• [Prompt] Go through the data below line by line and count those containing the word "cost". Reply with the count only.

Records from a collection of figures
|---|

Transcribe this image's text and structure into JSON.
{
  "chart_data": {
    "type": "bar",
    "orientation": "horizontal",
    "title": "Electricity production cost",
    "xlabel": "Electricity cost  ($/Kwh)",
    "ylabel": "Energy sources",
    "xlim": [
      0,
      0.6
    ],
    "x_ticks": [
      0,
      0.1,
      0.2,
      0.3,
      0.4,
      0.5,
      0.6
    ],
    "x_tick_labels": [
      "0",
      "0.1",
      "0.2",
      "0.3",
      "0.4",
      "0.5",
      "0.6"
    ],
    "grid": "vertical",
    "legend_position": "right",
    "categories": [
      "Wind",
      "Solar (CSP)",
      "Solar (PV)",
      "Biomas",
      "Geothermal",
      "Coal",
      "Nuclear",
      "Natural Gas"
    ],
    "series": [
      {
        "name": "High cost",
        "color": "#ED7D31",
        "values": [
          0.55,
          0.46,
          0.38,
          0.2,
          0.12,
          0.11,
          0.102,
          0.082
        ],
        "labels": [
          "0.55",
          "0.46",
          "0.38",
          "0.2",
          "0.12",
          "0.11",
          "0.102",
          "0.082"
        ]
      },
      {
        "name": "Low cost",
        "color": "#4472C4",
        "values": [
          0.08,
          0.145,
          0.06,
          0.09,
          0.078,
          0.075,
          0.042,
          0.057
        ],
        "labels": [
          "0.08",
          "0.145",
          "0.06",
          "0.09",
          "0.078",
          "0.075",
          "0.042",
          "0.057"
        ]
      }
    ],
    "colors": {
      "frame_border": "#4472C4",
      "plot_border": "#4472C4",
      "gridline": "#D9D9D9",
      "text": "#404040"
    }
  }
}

|---|

• [Answer to the task] 4